Material shown:
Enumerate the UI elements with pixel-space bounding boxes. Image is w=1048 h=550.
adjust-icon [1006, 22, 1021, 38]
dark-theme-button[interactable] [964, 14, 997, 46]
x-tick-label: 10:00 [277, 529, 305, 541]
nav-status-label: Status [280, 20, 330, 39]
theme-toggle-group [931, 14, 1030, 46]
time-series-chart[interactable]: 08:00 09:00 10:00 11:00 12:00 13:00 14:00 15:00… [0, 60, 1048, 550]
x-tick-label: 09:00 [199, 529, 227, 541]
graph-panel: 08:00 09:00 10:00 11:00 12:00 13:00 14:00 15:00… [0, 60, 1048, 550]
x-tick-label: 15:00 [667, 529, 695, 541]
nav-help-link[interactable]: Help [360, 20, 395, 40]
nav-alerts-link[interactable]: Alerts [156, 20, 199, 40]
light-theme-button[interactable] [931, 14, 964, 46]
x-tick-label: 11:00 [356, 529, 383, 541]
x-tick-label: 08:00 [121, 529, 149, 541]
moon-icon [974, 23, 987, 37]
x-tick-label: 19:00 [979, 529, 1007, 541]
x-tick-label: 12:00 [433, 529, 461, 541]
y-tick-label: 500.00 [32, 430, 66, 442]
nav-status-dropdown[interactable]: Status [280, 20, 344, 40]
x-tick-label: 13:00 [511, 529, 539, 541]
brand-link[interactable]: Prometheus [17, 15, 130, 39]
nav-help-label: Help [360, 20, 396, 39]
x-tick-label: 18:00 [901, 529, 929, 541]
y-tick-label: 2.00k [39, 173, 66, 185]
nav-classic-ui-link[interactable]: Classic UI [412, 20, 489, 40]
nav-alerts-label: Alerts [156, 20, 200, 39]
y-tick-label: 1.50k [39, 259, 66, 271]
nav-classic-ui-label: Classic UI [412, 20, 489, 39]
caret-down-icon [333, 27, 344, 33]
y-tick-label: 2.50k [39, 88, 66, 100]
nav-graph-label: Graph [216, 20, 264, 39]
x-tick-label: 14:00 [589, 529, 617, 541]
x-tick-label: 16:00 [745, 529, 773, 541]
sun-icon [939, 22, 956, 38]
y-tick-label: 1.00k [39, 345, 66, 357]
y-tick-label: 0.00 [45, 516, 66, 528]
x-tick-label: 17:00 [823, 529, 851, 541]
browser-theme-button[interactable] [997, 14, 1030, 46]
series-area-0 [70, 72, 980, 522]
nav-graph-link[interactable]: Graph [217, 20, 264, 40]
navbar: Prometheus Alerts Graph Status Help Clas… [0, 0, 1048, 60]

Required task: Print every one of the rows above again, keeping each line identical to how it appears.

Response for this exercise:
Enumerate the UI elements with pixel-space bounding boxes. Image is w=1048 h=550.
adjust-icon [1006, 22, 1021, 38]
dark-theme-button[interactable] [964, 14, 997, 46]
x-tick-label: 10:00 [277, 529, 305, 541]
nav-status-label: Status [280, 20, 330, 39]
theme-toggle-group [931, 14, 1030, 46]
time-series-chart[interactable]: 08:00 09:00 10:00 11:00 12:00 13:00 14:00 15:00… [0, 60, 1048, 550]
x-tick-label: 09:00 [199, 529, 227, 541]
graph-panel: 08:00 09:00 10:00 11:00 12:00 13:00 14:00 15:00… [0, 60, 1048, 550]
x-tick-label: 15:00 [667, 529, 695, 541]
nav-help-link[interactable]: Help [360, 20, 395, 40]
nav-alerts-link[interactable]: Alerts [156, 20, 199, 40]
light-theme-button[interactable] [931, 14, 964, 46]
x-tick-label: 11:00 [356, 529, 383, 541]
x-tick-label: 08:00 [121, 529, 149, 541]
moon-icon [974, 23, 987, 37]
x-tick-label: 19:00 [979, 529, 1007, 541]
x-tick-label: 12:00 [433, 529, 461, 541]
y-tick-label: 500.00 [32, 430, 66, 442]
nav-status-dropdown[interactable]: Status [280, 20, 344, 40]
x-tick-label: 13:00 [511, 529, 539, 541]
brand-link[interactable]: Prometheus [17, 15, 130, 39]
nav-help-label: Help [360, 20, 396, 39]
x-tick-label: 18:00 [901, 529, 929, 541]
y-tick-label: 2.00k [39, 173, 66, 185]
nav-classic-ui-link[interactable]: Classic UI [412, 20, 489, 40]
nav-alerts-label: Alerts [156, 20, 200, 39]
y-tick-label: 1.50k [39, 259, 66, 271]
nav-classic-ui-label: Classic UI [412, 20, 489, 39]
caret-down-icon [333, 27, 344, 33]
y-tick-label: 2.50k [39, 88, 66, 100]
nav-graph-label: Graph [216, 20, 264, 39]
x-tick-label: 14:00 [589, 529, 617, 541]
x-tick-label: 16:00 [745, 529, 773, 541]
sun-icon [939, 22, 956, 38]
y-tick-label: 1.00k [39, 345, 66, 357]
y-tick-label: 0.00 [45, 516, 66, 528]
x-tick-label: 17:00 [823, 529, 851, 541]
browser-theme-button[interactable] [997, 14, 1030, 46]
series-area-0 [70, 72, 980, 522]
nav-graph-link[interactable]: Graph [217, 20, 264, 40]
navbar: Prometheus Alerts Graph Status Help Clas… [0, 0, 1048, 60]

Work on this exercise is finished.